# [Work instructions]
Determine how many lines of the material hold the string "cool" and reply with only that number.

# [Raw records]
^^^^^^^^^^^^^^^^
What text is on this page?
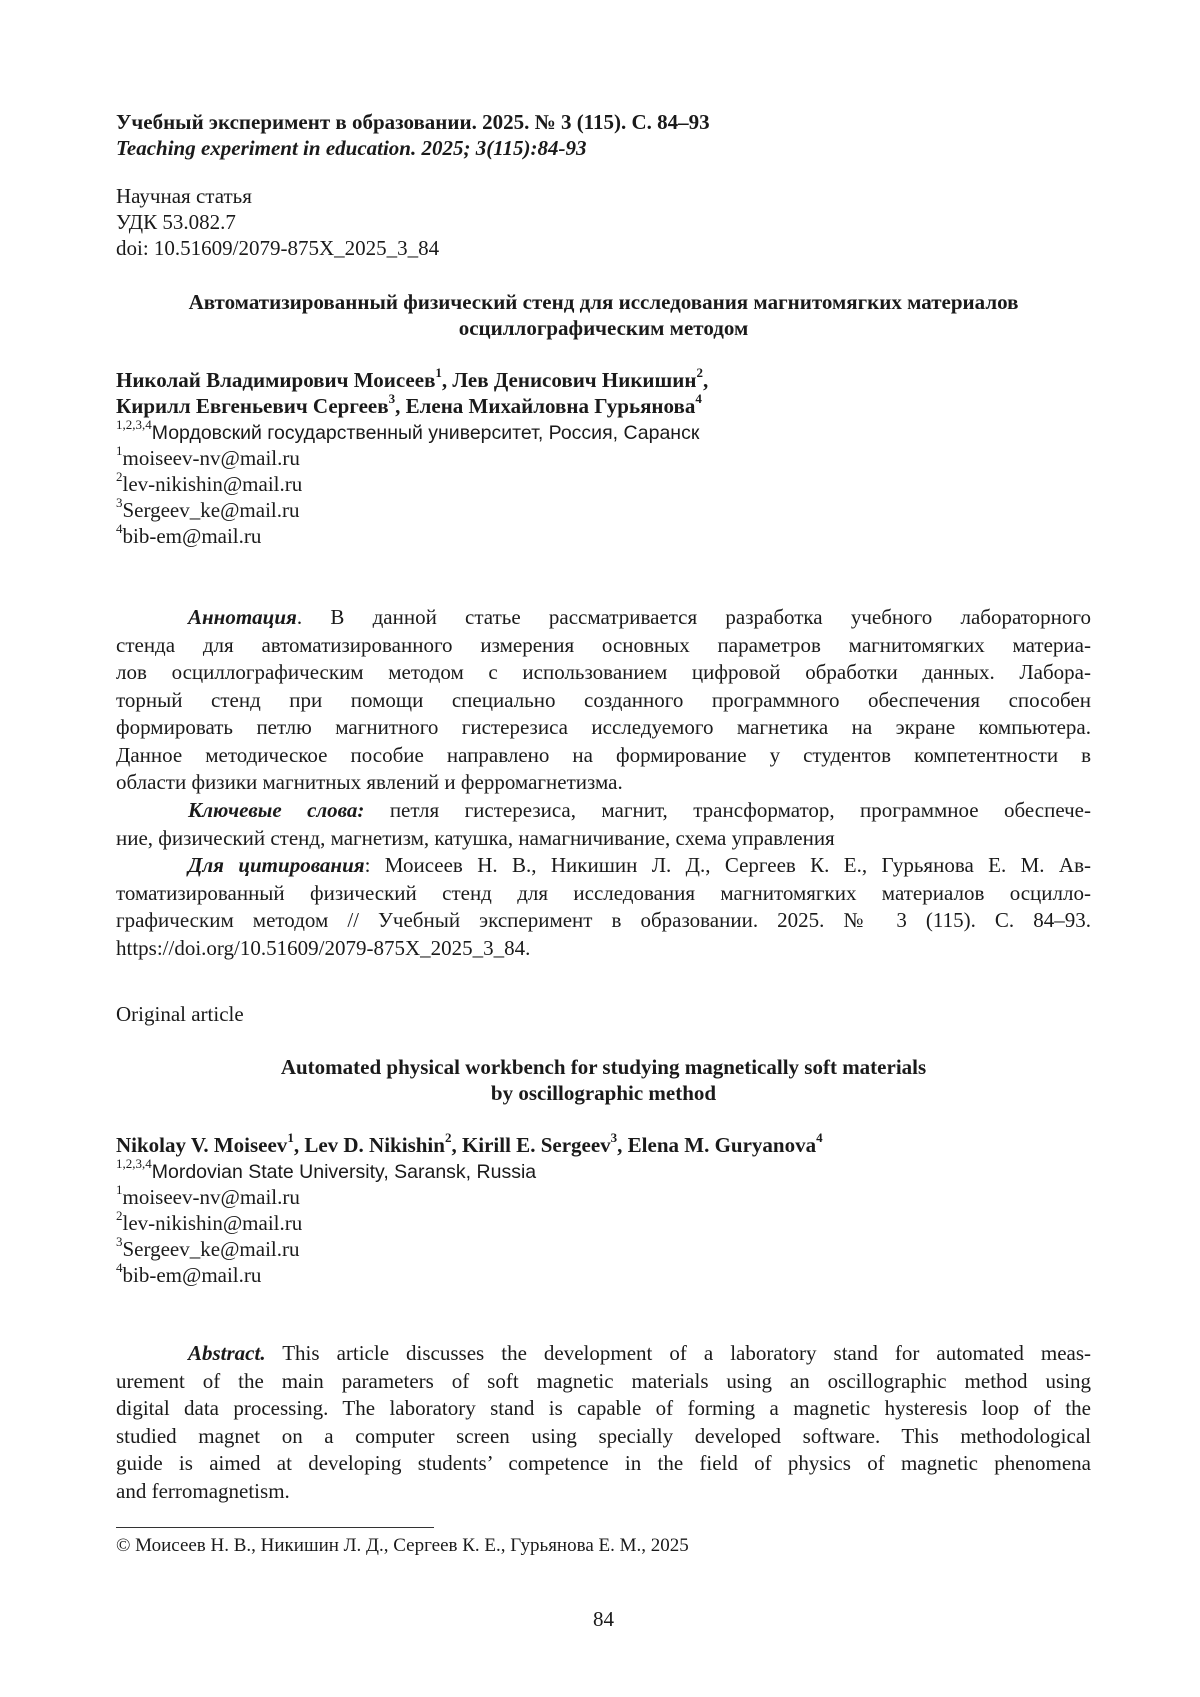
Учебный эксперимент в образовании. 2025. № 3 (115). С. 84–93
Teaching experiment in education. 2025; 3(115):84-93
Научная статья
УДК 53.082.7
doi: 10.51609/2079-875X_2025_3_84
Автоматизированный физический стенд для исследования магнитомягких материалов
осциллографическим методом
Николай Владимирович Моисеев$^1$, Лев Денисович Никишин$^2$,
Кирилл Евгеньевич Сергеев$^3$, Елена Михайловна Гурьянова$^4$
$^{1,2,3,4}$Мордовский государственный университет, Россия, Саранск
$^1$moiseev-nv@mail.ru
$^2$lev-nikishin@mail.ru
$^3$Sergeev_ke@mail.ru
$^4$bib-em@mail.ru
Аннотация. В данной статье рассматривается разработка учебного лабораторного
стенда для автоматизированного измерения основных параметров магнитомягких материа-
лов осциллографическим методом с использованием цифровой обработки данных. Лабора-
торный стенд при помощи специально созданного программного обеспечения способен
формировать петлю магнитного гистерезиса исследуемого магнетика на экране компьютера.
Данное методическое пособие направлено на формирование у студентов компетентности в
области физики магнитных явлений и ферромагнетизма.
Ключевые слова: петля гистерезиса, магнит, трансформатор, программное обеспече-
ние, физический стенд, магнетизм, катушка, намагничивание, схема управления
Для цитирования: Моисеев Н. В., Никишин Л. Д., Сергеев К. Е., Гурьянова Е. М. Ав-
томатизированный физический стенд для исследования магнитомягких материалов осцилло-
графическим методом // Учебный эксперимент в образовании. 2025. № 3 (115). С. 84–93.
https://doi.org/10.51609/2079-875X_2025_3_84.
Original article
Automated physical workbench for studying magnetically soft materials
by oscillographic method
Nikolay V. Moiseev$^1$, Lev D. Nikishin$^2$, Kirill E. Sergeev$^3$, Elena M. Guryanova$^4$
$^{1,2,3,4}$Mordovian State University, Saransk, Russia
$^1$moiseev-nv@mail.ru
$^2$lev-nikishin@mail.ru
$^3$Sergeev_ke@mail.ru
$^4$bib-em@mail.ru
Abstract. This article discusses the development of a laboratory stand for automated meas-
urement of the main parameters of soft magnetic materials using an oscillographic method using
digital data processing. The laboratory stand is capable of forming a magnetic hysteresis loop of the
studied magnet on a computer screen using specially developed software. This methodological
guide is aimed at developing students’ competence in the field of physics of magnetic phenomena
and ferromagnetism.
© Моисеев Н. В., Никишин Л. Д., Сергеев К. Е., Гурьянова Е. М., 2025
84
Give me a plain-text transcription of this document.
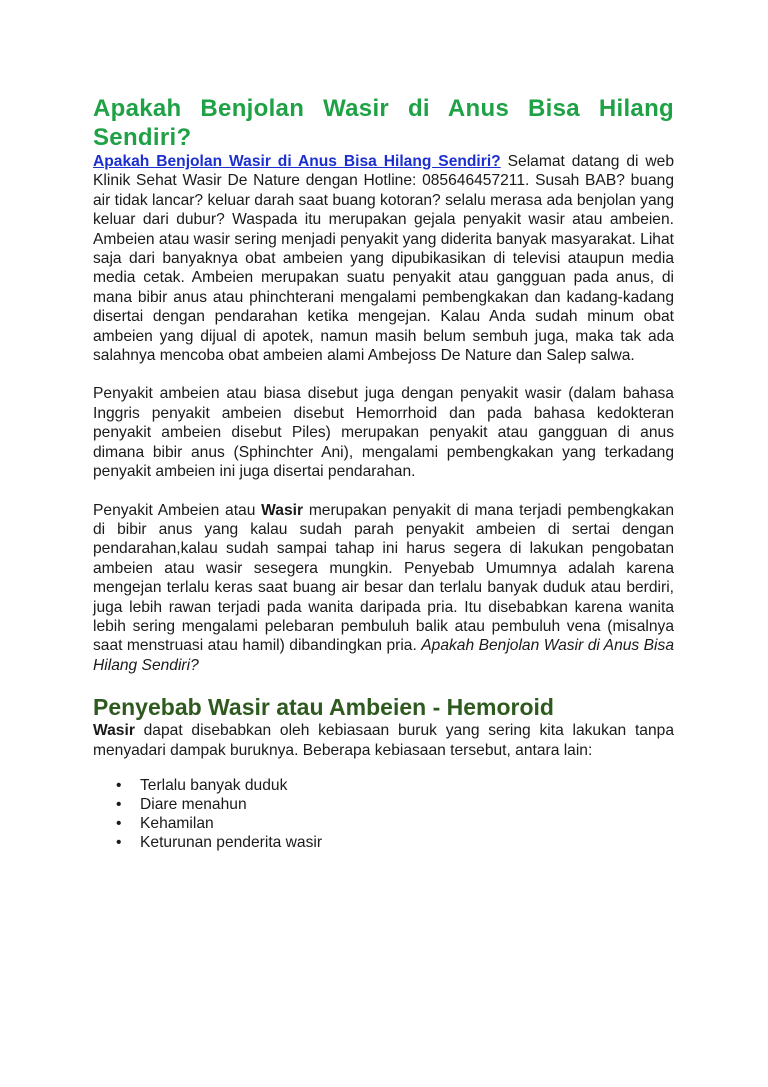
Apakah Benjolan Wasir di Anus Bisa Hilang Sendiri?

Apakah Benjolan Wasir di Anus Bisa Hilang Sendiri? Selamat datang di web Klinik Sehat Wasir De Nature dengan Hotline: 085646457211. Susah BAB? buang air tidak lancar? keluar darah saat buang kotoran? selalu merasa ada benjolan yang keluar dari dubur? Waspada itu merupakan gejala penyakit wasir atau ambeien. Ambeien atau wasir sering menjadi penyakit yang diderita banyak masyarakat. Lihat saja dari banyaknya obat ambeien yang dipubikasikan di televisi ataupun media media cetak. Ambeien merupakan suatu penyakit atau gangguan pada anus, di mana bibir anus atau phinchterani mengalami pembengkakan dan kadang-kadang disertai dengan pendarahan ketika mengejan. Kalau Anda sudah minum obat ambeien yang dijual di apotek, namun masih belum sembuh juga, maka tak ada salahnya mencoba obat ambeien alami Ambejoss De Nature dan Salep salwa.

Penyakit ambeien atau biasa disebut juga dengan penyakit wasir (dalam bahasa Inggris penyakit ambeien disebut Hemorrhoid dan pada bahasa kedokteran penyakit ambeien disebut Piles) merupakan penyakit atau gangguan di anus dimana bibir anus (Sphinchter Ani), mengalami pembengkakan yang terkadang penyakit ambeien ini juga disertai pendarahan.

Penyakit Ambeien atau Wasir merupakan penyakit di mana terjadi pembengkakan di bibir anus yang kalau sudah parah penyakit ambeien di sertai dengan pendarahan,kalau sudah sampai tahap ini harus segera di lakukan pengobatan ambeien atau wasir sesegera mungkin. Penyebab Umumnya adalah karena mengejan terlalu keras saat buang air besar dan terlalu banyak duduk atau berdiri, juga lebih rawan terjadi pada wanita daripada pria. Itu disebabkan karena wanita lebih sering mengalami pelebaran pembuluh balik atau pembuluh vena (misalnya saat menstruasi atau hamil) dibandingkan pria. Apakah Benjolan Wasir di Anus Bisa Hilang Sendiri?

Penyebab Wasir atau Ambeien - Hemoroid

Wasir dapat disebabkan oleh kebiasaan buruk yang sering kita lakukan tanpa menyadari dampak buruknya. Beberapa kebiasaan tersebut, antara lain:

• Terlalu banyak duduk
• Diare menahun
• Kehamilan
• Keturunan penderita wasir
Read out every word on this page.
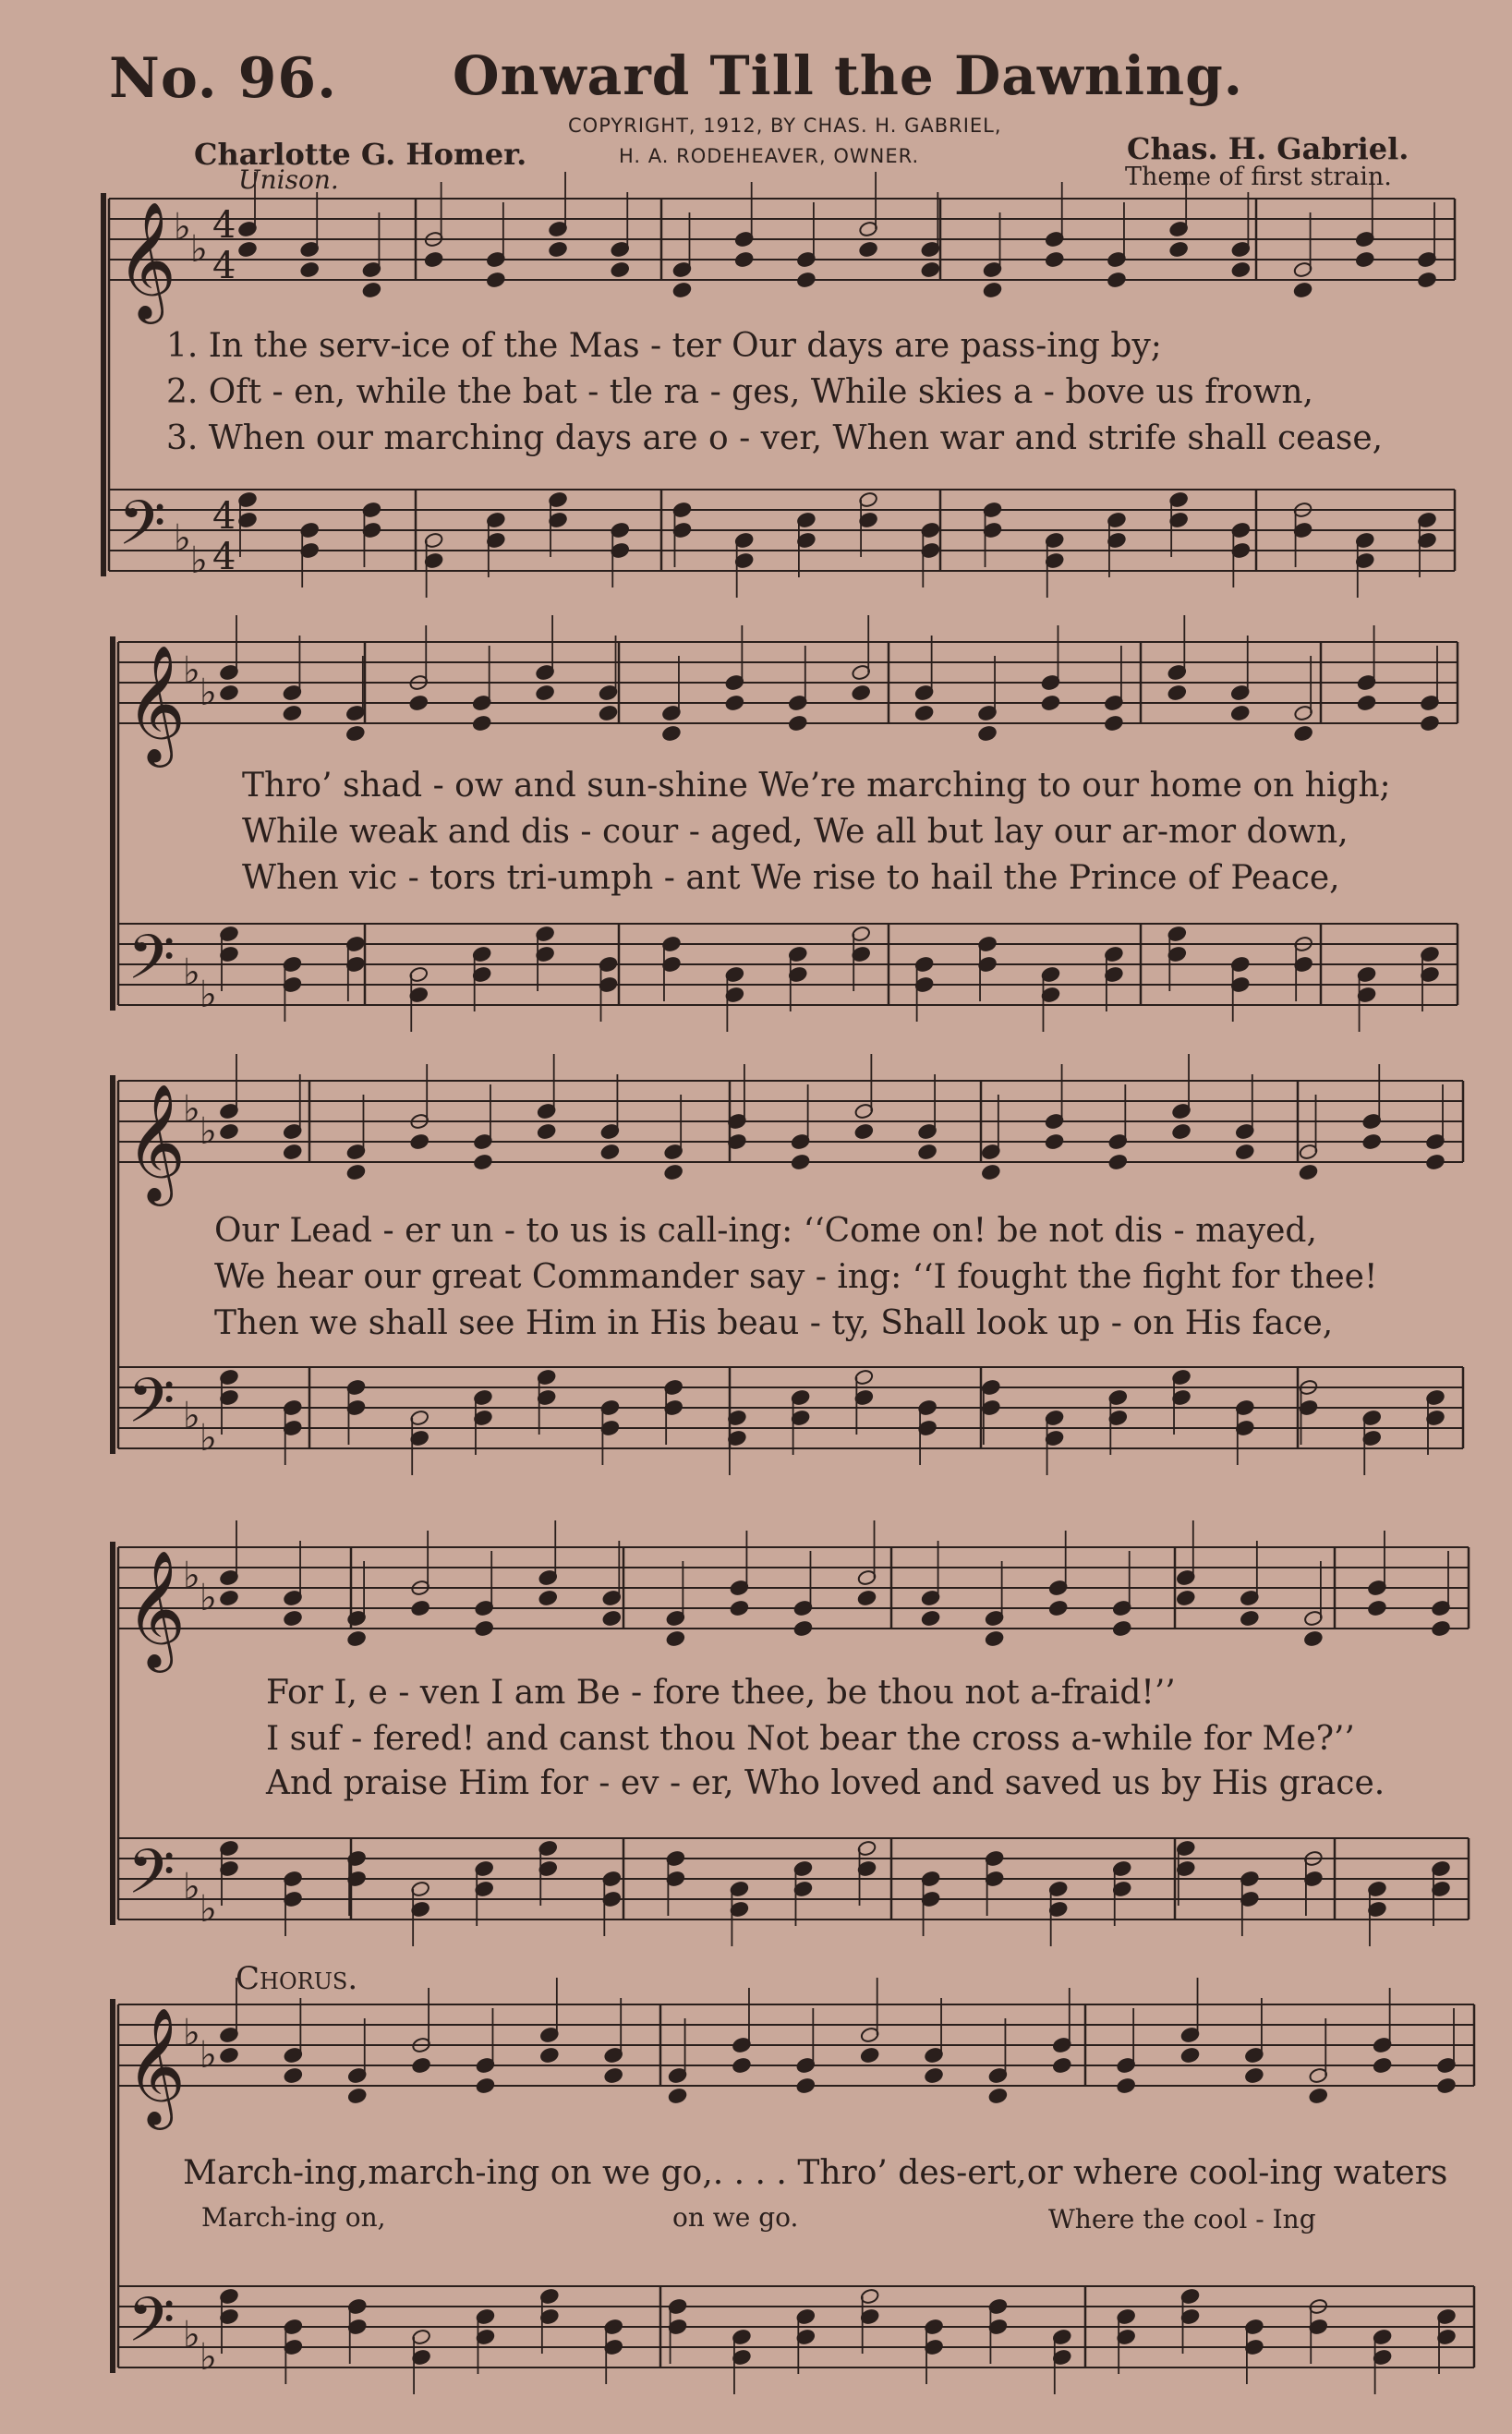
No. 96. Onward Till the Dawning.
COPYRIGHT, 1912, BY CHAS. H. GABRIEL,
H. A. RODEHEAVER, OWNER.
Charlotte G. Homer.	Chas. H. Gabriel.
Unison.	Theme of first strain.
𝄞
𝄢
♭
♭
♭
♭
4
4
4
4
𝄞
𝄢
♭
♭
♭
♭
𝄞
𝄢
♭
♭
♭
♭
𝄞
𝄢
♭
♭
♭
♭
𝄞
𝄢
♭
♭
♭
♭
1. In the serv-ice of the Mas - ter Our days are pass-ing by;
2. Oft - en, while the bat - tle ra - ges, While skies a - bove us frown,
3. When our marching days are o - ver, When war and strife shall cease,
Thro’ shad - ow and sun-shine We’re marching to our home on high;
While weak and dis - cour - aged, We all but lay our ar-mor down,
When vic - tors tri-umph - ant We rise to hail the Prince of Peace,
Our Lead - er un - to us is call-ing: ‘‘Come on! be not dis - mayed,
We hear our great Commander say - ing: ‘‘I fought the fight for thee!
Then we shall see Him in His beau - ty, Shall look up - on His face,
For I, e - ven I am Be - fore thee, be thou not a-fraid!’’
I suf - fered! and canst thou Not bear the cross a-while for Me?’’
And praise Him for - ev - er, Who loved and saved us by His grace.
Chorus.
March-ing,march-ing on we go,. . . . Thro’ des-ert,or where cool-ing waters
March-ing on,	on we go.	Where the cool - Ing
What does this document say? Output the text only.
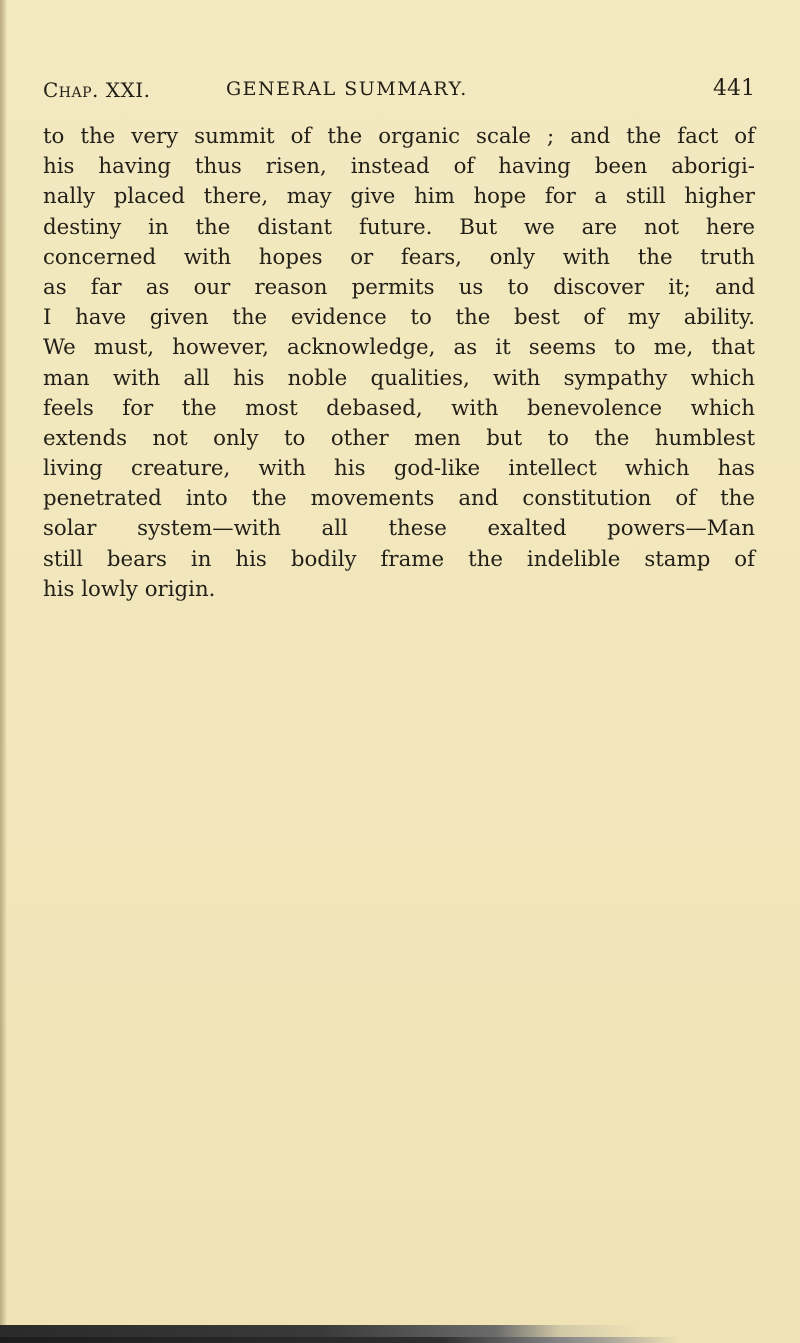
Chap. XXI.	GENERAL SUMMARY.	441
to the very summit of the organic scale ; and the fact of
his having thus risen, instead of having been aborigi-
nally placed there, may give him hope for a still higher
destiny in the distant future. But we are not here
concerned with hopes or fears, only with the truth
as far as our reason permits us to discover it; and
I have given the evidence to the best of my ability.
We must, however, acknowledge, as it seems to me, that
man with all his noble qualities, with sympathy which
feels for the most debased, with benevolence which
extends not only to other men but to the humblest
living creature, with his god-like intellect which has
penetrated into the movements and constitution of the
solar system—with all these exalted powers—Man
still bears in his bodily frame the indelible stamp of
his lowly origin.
^^^^^^^^^^^^^^^^
# [Worked solution]
2